Starting at the first line of the data and stopping after the line that contains "510, 644, 521]", put those lines into a JSON list of strings, one string per line, with blank lines left out.

=== Source material ===

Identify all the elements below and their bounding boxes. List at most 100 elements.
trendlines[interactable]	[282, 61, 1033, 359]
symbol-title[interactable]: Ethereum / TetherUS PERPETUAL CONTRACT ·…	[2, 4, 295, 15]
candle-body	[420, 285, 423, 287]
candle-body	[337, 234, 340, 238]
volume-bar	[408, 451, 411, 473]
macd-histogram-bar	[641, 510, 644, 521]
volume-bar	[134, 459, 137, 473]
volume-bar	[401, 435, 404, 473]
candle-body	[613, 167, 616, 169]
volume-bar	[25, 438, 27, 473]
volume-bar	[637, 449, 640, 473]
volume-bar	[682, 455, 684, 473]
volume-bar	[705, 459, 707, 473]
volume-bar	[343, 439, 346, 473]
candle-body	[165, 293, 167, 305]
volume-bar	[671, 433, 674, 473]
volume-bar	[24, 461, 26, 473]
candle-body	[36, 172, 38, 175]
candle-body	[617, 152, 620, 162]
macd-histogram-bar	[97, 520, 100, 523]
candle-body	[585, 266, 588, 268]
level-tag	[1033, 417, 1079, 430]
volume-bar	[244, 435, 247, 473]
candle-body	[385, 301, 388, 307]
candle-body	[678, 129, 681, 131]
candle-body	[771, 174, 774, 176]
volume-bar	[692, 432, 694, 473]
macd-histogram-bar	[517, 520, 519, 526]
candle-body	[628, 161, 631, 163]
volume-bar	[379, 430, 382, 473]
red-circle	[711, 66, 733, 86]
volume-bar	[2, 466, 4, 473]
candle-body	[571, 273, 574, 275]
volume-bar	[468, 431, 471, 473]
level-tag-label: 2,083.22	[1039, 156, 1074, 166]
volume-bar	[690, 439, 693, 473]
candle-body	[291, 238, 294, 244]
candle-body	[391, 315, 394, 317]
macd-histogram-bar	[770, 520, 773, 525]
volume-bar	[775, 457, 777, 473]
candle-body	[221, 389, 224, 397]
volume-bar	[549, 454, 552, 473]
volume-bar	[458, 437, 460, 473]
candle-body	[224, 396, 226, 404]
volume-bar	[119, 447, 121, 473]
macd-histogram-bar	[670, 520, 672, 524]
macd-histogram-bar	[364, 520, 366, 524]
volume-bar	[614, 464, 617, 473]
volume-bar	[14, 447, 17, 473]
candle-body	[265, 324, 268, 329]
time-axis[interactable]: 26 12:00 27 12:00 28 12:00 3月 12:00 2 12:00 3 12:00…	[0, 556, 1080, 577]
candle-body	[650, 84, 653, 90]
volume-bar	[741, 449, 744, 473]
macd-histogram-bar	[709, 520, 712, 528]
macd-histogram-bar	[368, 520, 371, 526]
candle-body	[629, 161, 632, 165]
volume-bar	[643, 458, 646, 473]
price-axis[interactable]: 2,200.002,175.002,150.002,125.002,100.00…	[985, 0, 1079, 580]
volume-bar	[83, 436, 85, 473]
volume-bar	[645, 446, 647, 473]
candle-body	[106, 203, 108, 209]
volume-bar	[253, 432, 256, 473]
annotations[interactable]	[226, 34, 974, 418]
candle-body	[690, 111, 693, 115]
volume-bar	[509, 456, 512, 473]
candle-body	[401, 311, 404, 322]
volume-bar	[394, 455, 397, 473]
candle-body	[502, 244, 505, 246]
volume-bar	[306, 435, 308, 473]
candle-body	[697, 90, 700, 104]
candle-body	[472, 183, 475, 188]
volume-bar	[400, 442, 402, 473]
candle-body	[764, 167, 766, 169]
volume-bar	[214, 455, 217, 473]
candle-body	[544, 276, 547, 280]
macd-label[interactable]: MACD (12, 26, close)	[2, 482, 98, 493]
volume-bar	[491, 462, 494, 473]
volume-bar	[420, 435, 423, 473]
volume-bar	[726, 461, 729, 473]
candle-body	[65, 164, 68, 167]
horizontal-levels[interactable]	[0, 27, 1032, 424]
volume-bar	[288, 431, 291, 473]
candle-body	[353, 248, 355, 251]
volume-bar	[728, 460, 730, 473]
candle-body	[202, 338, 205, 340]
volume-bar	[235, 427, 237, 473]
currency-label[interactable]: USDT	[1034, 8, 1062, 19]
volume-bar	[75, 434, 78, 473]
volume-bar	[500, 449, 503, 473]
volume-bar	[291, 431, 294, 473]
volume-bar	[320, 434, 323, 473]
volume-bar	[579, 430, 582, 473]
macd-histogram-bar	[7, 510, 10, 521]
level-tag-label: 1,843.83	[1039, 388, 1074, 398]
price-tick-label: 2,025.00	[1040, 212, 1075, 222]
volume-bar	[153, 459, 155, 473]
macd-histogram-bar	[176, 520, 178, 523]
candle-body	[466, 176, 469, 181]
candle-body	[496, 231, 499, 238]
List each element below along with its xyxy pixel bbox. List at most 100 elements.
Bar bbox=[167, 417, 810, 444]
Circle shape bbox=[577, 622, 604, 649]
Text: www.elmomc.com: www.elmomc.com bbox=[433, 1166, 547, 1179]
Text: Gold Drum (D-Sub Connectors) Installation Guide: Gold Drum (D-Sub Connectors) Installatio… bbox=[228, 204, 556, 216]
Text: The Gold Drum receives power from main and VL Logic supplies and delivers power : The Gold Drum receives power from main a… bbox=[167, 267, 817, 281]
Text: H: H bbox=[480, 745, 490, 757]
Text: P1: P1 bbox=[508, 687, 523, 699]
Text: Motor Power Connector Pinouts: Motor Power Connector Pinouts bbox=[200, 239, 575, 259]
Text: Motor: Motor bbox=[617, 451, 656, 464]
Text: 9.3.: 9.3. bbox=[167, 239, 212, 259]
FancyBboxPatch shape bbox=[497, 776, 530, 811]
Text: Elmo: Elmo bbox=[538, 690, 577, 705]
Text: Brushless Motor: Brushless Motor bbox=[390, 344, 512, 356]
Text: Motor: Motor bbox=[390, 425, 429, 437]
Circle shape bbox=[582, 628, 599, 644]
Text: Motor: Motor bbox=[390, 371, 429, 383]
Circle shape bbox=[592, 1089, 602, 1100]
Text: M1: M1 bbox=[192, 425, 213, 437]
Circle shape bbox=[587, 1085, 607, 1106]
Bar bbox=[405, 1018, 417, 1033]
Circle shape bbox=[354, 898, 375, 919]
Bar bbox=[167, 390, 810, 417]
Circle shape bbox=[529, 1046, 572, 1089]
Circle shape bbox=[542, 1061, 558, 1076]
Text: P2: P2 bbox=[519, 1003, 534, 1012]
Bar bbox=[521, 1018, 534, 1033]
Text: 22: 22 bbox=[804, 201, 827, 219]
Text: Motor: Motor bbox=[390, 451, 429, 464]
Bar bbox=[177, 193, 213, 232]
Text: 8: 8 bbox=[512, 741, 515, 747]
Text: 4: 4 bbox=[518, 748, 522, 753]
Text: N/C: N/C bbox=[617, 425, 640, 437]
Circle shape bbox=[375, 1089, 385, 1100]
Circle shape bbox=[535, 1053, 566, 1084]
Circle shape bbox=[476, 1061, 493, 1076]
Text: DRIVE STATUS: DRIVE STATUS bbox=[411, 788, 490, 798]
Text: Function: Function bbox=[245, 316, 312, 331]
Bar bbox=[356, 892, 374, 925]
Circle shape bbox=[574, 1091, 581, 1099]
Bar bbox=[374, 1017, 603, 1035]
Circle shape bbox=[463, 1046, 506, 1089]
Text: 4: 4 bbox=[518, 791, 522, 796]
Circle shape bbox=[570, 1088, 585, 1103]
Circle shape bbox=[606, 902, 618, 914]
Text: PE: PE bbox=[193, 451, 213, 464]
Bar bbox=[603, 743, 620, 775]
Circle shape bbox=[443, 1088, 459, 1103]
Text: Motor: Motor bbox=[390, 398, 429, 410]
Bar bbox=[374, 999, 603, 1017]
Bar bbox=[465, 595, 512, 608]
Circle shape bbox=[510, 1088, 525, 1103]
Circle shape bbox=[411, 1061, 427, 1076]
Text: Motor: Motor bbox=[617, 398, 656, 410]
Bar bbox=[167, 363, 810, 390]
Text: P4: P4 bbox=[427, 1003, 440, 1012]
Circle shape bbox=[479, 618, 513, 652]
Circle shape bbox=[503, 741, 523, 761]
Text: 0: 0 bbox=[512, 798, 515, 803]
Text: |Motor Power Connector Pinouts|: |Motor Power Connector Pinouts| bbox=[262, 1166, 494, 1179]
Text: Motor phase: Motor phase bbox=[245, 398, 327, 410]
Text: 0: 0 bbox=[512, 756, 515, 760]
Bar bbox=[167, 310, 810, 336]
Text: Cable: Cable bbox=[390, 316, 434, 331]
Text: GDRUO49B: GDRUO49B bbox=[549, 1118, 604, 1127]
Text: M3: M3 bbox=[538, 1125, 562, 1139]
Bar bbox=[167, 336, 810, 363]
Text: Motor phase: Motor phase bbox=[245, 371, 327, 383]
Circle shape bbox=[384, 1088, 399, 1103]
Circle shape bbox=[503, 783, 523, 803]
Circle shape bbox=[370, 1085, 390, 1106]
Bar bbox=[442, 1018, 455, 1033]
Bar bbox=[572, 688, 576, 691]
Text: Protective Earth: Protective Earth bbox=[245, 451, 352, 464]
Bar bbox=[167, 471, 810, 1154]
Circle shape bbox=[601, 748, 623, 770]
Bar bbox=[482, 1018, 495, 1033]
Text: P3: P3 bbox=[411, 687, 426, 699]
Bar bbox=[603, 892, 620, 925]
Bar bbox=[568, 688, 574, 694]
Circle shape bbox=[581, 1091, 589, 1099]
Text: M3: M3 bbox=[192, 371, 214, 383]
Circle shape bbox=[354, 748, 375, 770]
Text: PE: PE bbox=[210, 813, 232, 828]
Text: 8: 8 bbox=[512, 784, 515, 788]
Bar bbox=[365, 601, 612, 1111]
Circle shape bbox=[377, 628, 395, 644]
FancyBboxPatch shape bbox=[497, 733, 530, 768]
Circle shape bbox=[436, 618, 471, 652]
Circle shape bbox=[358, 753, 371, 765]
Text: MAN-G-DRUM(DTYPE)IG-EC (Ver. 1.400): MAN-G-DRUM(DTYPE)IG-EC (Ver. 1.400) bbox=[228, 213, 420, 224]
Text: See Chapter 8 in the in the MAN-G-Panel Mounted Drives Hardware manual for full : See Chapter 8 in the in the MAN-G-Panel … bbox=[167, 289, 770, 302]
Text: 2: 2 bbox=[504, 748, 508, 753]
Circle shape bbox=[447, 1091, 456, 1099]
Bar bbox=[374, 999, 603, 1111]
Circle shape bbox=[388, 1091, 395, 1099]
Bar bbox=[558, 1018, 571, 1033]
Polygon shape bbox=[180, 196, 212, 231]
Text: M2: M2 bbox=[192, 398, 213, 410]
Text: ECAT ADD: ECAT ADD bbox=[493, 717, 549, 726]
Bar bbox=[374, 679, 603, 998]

===

Solved exercise:
[
  "Identify all the elements below and their bounding boxes. List at most 100 elements.",
  "trendlines[interactable]\t[282, 61, 1033, 359]",
  "symbol-title[interactable]: Ethereum / TetherUS PERPETUAL CONTRACT ·…\t[2, 4, 295, 15]",
  "candle-body\t[420, 285, 423, 287]",
  "candle-body\t[337, 234, 340, 238]",
  "volume-bar\t[408, 451, 411, 473]",
  "macd-histogram-bar\t[641, 510, 644, 521]"
]